▶ [What is being asked]: In the records below, tally every line containing "болѣе". Report only the total.

▶ [Material provided]:

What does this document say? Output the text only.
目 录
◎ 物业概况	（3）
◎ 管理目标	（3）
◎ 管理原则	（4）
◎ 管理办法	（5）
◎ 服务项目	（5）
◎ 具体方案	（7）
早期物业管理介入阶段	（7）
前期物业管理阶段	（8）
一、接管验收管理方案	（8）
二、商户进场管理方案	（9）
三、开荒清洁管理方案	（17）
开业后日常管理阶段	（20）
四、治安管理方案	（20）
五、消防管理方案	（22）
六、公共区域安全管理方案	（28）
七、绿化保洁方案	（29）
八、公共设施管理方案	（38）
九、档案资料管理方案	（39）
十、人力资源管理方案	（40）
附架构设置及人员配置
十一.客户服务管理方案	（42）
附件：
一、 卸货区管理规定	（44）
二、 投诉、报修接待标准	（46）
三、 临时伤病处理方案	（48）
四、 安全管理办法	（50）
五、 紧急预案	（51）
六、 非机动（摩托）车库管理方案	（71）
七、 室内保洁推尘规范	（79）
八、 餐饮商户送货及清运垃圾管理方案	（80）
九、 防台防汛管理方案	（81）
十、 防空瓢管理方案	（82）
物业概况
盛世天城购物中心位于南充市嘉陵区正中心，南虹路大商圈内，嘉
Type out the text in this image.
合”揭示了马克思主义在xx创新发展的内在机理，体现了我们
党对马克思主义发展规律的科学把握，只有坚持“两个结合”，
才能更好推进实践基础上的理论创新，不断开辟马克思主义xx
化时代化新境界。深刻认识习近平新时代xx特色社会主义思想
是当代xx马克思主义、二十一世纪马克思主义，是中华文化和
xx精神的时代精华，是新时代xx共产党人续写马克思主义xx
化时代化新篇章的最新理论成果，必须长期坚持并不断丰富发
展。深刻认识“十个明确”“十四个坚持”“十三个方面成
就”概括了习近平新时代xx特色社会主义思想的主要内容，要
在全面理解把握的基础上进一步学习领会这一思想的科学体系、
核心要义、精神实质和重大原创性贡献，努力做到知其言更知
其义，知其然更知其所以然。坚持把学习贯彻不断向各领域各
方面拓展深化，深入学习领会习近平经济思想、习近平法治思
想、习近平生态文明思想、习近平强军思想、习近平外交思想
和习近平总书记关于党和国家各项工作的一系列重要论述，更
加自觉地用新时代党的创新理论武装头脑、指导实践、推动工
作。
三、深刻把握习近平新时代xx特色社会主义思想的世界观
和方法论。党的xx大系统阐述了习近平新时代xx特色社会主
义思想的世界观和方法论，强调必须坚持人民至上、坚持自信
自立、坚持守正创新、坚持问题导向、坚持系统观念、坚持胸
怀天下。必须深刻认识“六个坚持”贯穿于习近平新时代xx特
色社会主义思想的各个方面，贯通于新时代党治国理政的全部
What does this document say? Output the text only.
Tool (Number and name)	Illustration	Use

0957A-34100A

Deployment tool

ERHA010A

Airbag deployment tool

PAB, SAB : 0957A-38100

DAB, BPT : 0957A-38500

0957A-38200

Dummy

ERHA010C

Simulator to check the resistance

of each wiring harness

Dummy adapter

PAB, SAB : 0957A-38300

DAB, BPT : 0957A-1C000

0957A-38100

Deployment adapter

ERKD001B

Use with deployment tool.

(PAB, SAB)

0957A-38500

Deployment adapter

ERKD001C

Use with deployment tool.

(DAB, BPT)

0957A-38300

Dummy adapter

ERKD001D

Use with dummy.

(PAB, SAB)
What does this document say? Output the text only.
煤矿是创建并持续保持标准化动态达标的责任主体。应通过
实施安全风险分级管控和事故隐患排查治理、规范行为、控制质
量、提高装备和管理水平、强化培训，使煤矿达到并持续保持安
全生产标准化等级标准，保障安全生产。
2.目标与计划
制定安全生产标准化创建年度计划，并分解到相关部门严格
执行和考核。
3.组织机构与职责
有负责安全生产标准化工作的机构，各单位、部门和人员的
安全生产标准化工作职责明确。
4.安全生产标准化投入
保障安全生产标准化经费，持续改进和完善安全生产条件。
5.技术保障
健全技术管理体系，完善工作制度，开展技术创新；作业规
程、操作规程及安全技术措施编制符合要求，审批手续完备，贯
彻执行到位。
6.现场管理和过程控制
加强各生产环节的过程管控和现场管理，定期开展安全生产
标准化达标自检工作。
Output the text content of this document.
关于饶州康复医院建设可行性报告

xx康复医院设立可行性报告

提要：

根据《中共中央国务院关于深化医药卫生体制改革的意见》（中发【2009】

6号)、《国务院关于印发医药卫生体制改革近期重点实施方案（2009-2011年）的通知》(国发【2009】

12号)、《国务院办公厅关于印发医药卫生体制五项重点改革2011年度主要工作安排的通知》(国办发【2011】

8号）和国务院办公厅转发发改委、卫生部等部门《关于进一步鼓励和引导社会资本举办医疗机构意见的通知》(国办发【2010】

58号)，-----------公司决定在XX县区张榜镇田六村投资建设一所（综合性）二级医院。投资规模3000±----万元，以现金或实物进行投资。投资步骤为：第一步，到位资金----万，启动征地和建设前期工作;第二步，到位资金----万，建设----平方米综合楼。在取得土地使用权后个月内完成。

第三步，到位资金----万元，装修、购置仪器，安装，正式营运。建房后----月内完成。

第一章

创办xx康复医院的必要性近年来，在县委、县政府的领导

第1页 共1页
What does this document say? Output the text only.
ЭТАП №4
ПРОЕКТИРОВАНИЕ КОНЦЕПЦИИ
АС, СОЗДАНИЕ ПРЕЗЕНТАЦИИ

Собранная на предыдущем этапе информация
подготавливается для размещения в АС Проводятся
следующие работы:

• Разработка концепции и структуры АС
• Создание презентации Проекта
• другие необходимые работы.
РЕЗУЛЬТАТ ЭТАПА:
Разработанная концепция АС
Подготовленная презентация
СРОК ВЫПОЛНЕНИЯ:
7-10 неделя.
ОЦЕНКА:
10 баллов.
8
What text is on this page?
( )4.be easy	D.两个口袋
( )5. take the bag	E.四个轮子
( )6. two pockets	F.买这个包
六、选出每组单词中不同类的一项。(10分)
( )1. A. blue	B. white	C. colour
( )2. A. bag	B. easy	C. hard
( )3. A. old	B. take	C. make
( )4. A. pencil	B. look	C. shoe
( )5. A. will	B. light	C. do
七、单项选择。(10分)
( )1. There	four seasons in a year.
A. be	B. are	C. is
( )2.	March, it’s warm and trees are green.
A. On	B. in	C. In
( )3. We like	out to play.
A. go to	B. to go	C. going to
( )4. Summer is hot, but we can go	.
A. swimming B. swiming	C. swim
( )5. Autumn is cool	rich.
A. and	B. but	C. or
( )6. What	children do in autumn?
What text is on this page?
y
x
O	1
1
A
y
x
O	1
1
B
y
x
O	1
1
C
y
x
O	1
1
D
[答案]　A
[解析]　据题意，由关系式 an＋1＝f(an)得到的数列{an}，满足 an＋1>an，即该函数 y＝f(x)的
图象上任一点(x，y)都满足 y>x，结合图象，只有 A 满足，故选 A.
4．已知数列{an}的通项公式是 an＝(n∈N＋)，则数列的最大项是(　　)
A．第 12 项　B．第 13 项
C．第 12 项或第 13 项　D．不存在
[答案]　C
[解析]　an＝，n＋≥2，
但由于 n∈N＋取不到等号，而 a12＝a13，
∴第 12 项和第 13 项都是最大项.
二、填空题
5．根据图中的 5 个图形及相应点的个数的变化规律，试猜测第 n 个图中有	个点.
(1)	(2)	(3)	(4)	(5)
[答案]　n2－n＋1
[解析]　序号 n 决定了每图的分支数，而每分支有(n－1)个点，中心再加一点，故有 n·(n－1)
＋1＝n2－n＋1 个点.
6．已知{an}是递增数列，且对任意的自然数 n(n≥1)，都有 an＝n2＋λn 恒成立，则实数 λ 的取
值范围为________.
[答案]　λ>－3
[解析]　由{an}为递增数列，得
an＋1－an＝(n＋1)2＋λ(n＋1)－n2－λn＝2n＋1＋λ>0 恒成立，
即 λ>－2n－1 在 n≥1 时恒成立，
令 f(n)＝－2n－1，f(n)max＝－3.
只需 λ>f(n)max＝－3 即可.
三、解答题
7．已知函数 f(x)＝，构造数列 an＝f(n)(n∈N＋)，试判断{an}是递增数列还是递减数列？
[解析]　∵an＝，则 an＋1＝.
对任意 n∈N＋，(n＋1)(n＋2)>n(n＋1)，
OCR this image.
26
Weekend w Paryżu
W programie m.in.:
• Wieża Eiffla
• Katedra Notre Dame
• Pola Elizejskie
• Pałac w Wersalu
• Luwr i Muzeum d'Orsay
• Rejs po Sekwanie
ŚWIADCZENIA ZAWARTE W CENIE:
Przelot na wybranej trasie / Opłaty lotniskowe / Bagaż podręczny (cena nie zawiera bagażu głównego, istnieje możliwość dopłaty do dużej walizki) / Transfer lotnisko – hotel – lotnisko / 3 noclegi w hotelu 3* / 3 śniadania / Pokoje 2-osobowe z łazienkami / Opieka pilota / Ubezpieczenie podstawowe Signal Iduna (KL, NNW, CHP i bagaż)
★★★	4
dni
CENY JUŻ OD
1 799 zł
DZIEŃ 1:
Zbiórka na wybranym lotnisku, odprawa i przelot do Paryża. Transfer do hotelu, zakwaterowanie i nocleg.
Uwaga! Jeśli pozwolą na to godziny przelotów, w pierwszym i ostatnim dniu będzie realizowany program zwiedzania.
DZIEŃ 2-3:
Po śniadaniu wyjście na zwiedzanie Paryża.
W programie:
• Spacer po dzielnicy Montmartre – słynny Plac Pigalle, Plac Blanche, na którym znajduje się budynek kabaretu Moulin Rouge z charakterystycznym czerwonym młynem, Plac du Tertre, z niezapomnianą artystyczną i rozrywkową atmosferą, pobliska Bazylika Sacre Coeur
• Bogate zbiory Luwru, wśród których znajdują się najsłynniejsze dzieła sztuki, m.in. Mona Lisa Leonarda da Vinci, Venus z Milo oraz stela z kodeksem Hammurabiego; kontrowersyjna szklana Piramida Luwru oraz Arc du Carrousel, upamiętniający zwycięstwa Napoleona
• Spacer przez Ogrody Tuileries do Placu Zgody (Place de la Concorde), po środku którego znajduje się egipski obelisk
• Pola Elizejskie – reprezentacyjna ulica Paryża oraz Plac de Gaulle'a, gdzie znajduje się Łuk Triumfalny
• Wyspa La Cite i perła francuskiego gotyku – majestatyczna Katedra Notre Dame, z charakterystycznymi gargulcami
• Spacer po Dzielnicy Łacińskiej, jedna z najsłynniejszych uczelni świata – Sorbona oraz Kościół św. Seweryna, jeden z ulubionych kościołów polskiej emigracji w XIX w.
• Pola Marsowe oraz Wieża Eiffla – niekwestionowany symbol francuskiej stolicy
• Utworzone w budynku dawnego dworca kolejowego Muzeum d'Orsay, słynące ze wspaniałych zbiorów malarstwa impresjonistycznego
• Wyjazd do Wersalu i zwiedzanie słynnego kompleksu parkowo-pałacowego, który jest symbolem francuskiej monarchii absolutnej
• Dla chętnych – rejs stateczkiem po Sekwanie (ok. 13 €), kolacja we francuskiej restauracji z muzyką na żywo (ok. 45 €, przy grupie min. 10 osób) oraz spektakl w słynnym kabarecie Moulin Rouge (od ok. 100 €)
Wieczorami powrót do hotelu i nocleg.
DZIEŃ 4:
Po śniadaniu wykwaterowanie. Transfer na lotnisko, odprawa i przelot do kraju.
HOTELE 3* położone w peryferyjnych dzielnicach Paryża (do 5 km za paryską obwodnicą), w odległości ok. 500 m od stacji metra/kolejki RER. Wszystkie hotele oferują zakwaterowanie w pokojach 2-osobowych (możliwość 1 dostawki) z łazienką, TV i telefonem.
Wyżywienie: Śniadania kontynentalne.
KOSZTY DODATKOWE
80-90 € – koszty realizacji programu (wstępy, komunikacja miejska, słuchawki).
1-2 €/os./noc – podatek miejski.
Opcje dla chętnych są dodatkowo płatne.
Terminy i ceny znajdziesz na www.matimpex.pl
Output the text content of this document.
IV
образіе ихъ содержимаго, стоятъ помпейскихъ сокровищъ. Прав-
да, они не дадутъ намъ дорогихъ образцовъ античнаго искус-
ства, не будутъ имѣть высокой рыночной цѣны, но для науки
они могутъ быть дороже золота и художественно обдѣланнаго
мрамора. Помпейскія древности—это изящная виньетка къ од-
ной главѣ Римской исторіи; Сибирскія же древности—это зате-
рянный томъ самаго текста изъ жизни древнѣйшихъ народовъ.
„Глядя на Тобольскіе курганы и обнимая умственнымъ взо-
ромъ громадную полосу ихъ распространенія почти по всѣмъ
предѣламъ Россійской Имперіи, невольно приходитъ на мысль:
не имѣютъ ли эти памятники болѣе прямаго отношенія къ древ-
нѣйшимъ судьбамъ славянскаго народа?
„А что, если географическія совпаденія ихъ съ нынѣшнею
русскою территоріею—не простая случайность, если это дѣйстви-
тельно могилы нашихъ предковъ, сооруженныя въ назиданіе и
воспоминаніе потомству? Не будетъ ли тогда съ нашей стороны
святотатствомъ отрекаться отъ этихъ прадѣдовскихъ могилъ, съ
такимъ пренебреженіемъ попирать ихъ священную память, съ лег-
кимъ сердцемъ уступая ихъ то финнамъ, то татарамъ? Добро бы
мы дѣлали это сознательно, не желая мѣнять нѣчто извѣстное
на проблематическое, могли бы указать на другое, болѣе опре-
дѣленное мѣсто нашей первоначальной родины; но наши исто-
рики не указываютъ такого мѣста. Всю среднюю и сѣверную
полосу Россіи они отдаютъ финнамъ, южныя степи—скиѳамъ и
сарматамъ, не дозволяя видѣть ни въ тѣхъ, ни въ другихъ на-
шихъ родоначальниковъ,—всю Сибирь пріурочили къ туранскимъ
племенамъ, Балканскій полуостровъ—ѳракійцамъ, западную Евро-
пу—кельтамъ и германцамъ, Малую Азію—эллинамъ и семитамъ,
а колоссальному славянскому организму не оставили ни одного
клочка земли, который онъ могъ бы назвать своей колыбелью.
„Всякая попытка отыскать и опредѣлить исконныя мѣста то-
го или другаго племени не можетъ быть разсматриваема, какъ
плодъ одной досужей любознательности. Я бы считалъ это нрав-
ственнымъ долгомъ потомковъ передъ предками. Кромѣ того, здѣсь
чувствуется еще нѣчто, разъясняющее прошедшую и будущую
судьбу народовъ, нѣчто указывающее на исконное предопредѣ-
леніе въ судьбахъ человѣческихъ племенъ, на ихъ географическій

▶ [Solution for this task]: 2